BEGIN Data for the task
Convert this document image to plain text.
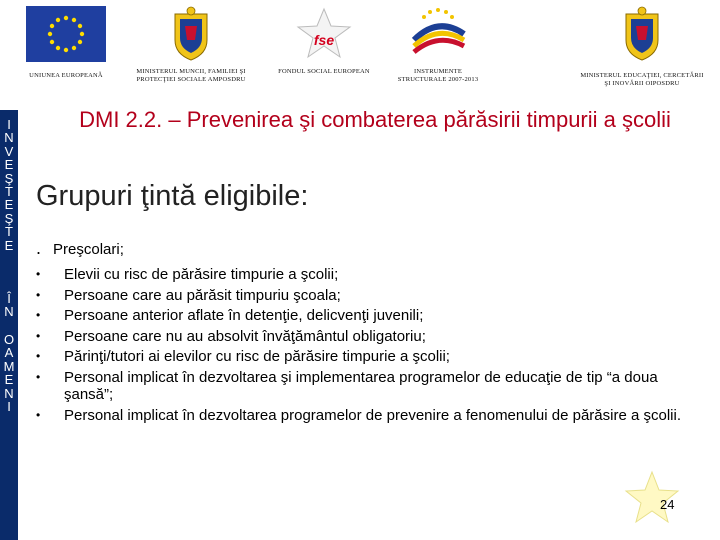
UNIUNEA EUROPEANĂ
MINISTERUL MUNCII, FAMILIEI ŞI PROTECŢIEI SOCIALE AMPOSDRU
fse
FONDUL SOCIAL EUROPEAN	INSTRUMENTE STRUCTURALE 2007-2013
MINISTERUL EDUCAŢIEI, CERCETĂRII ŞI INOVĂRII OIPOSDRU
I
N
V
E
Ş
T
E
Ş
T
E
Î
N
O
A
M
E
N
I
DMI 2.2. – Prevenirea şi combaterea părăsirii timpurii a şcolii
Grupuri ţintă eligibile:
. Preşcolari;
• Elevii cu risc de părăsire timpurie a şcolii;
• Persoane care au părăsit timpuriu şcoala;
• Persoane anterior aflate în detenţie, delicvenţi juvenili;
• Persoane care nu au absolvit învăţământul obligatoriu;
• Părinţi/tutori ai elevilor cu risc de părăsire timpurie a şcolii;
• Personal implicat în dezvoltarea şi implementarea programelor de educaţie de tip “a doua şansă”;
• Personal implicat în dezvoltarea programelor de prevenire a fenomenului de părăsire a şcolii.
24
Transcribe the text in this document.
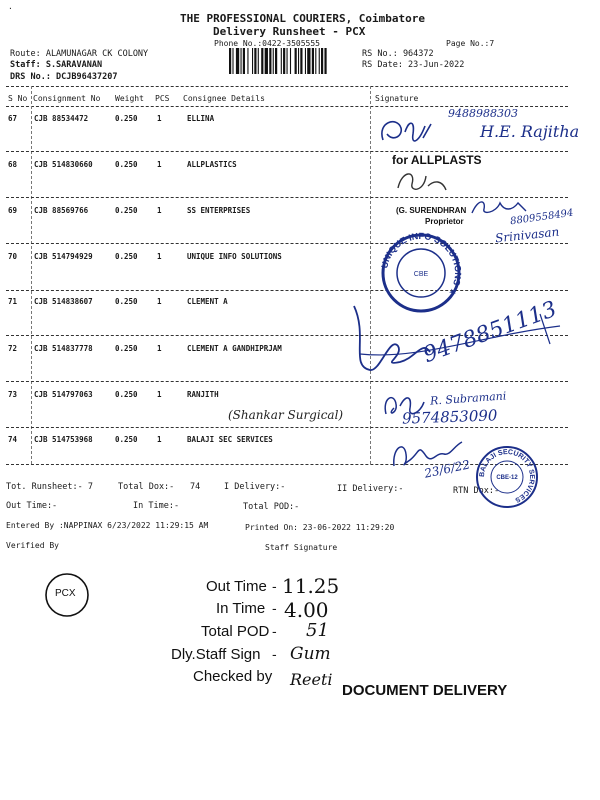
·
THE PROFESSIONAL COURIERS, Coimbatore
Delivery Runsheet - PCX
Phone No.:0422-3505555	Page No.:7
Route: ALAMUNAGAR CK COLONY
Staff: S.SARAVANAN
DRS No.: DCJB96437207
RS No.: 964372
RS Date: 23-Jun-2022
S No Consignment No Weight PCS Consignee Details	Signature
67 CJB 88534472	0.250	1	ELLINA
68 CJB 514830660	0.250	1	ALLPLASTICS
69 CJB 88569766	0.250	1	SS ENTERPRISES
70 CJB 514794929	0.250	1	UNIQUE INFO SOLUTIONS
71 CJB 514838607	0.250	1	CLEMENT A
72 CJB 514837778	0.250	1	CLEMENT A GANDHIPRJAM
73 CJB 514797063	0.250	1	RANJITH
74 CJB 514753968	0.250	1	BALAJI SEC SERVICES
Tot. Runsheet:- 7	Total Dox:- 74	I Delivery:-	II Delivery:-	RTN Dox:-
Out Time:-	In Time:-	Total POD:-
Entered By :NAPPINAX 6/23/2022 11:29:15 AM	Printed On: 23-06-2022 11:29:20
Verified By	Staff Signature
9488988303
H.E. Rajitha
for ALLPLASTS
(G. SURENDHRAN
Proprietor	8809558494
Srinivasan
UNIQUE INFO SOLUTIONS ★
CBE
9478851113
(Shankar Surgical)
R. Subramani
9574853090
23/6/22 BALAJI SECURITY SERVICES
CBE-12
PCX	Out Time
In Time
Total POD
Dly.Staff Sign
Checked by
-
-
-
-
11.25
4.00
51
Gum
Reeti
DOCUMENT DELIVERY
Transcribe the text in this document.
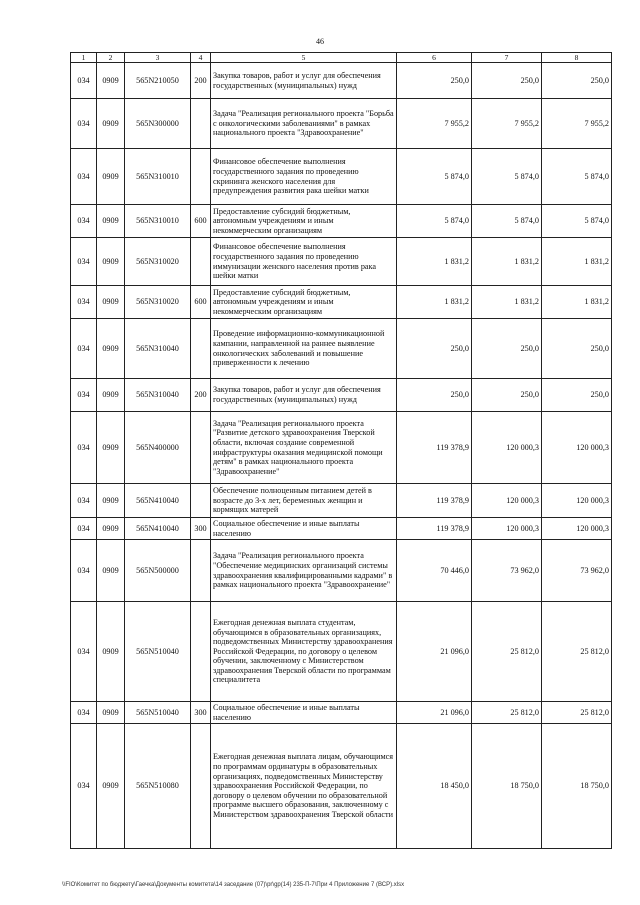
46
1	2	3	4	5	6	7	8
034	0909	565N210050	200	Закупка товаров, работ и услуг для обеспечения государственных (муниципальных) нужд	250,0	250,0	250,0
034	0909	565N300000		Задача "Реализация регионального проекта "Борьба с онкологическими заболеваниями" в рамках национального проекта "Здравоохранение"	7 955,2	7 955,2	7 955,2
034	0909	565N310010		Финансовое обеспечение выполнения государственного задания по проведению скрининга женского населения для предупреждения развития рака шейки матки	5 874,0	5 874,0	5 874,0
034	0909	565N310010	600	Предоставление субсидий бюджетным, автономным учреждениям и иным некоммерческим организациям	5 874,0	5 874,0	5 874,0
034	0909	565N310020		Финансовое обеспечение выполнения государственного задания по проведению иммунизации женского населения против рака шейки матки	1 831,2	1 831,2	1 831,2
034	0909	565N310020	600	Предоставление субсидий бюджетным, автономным учреждениям и иным некоммерческим организациям	1 831,2	1 831,2	1 831,2
034	0909	565N310040		Проведение информационно-коммуникационной кампании, направленной на раннее выявление онкологических заболеваний и повышение приверженности к лечению	250,0	250,0	250,0
034	0909	565N310040	200	Закупка товаров, работ и услуг для обеспечения государственных (муниципальных) нужд	250,0	250,0	250,0
034	0909	565N400000		Задача "Реализация регионального проекта "Развитие детского здравоохранения Тверской области, включая создание современной инфраструктуры оказания медицинской помощи детям" в рамках национального проекта "Здравоохранение"	119 378,9	120 000,3	120 000,3
034	0909	565N410040		Обеспечение полноценным питанием детей в возрасте до 3-х лет, беременных женщин и кормящих матерей	119 378,9	120 000,3	120 000,3
034	0909	565N410040	300	Социальное обеспечение и иные выплаты населению	119 378,9	120 000,3	120 000,3
034	0909	565N500000		Задача "Реализация регионального проекта "Обеспечение медицинских организаций системы здравоохранения квалифицированными кадрами" в рамках национального проекта "Здравоохранение"	70 446,0	73 962,0	73 962,0
034	0909	565N510040		Ежегодная денежная выплата студентам, обучающимся в образовательных организациях, подведомственных Министерству здравоохранения Российской Федерации, по договору о целевом обучении, заключенному с Министерством здравоохранения Тверской области по программам специалитета	21 096,0	25 812,0	25 812,0
034	0909	565N510040	300	Социальное обеспечение и иные выплаты населению	21 096,0	25 812,0	25 812,0
034	0909	565N510080		Ежегодная денежная выплата лицам, обучающимся по программам ординатуры в образовательных организациях, подведомственных Министерству здравоохранения Российской Федерации, по договору о целевом обучении по образовательной программе высшего образования, заключенному с Министерством здравоохранения Тверской области	18 450,0	18 750,0	18 750,0
\\FIO\Комитет по бюджету\Гаечка\Документы комитета\14 заседание (07)\pr\gp(14) 235-П-7\При 4 Приложение 7 (ВСР).xlsx
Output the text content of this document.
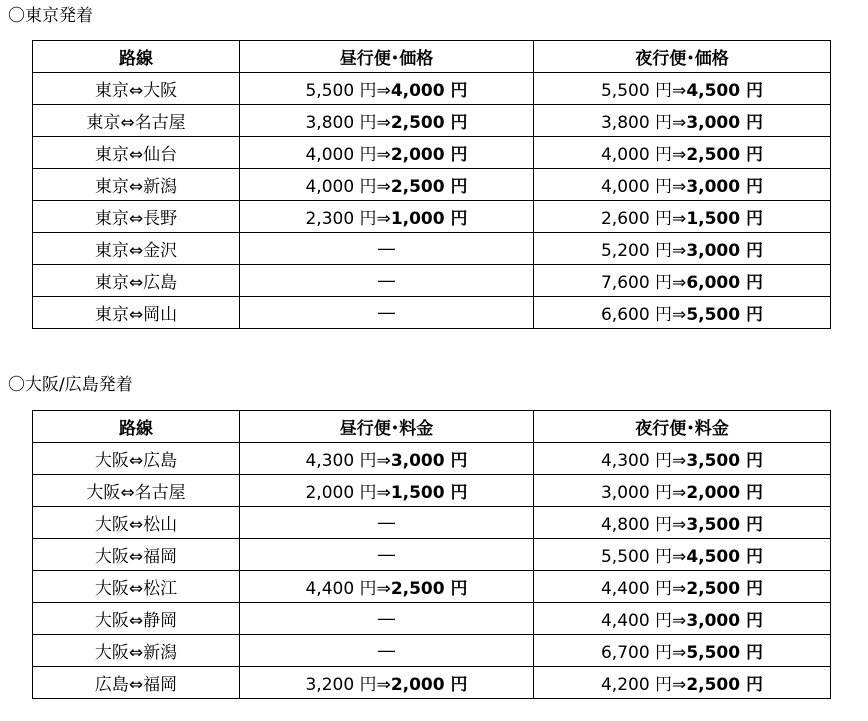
〇東京発着
路線	昼行便･価格	夜行便･価格
東京⇔大阪	5,500 円⇒4,000 円	5,500 円⇒4,500 円
東京⇔名古屋	3,800 円⇒2,500 円	3,800 円⇒3,000 円
東京⇔仙台	4,000 円⇒2,000 円	4,000 円⇒2,500 円
東京⇔新潟	4,000 円⇒2,500 円	4,000 円⇒3,000 円
東京⇔長野	2,300 円⇒1,000 円	2,600 円⇒1,500 円
東京⇔金沢	―	5,200 円⇒3,000 円
東京⇔広島	―	7,600 円⇒6,000 円
東京⇔岡山	―	6,600 円⇒5,500 円
〇大阪/広島発着
路線	昼行便･料金	夜行便･料金
大阪⇔広島	4,300 円⇒3,000 円	4,300 円⇒3,500 円
大阪⇔名古屋	2,000 円⇒1,500 円	3,000 円⇒2,000 円
大阪⇔松山	―	4,800 円⇒3,500 円
大阪⇔福岡	―	5,500 円⇒4,500 円
大阪⇔松江	4,400 円⇒2,500 円	4,400 円⇒2,500 円
大阪⇔静岡	―	4,400 円⇒3,000 円
大阪⇔新潟	―	6,700 円⇒5,500 円
広島⇔福岡	3,200 円⇒2,000 円	4,200 円⇒2,500 円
END Data for the task
### Requirement
Take every line above carrying "Persoane" and return it.

### Problem solution
• Persoane care au părăsit timpuriu şcoala;
• Persoane anterior aflate în detenţie, delicvenţi juvenili;
• Persoane care nu au absolvit învăţământul obligatoriu;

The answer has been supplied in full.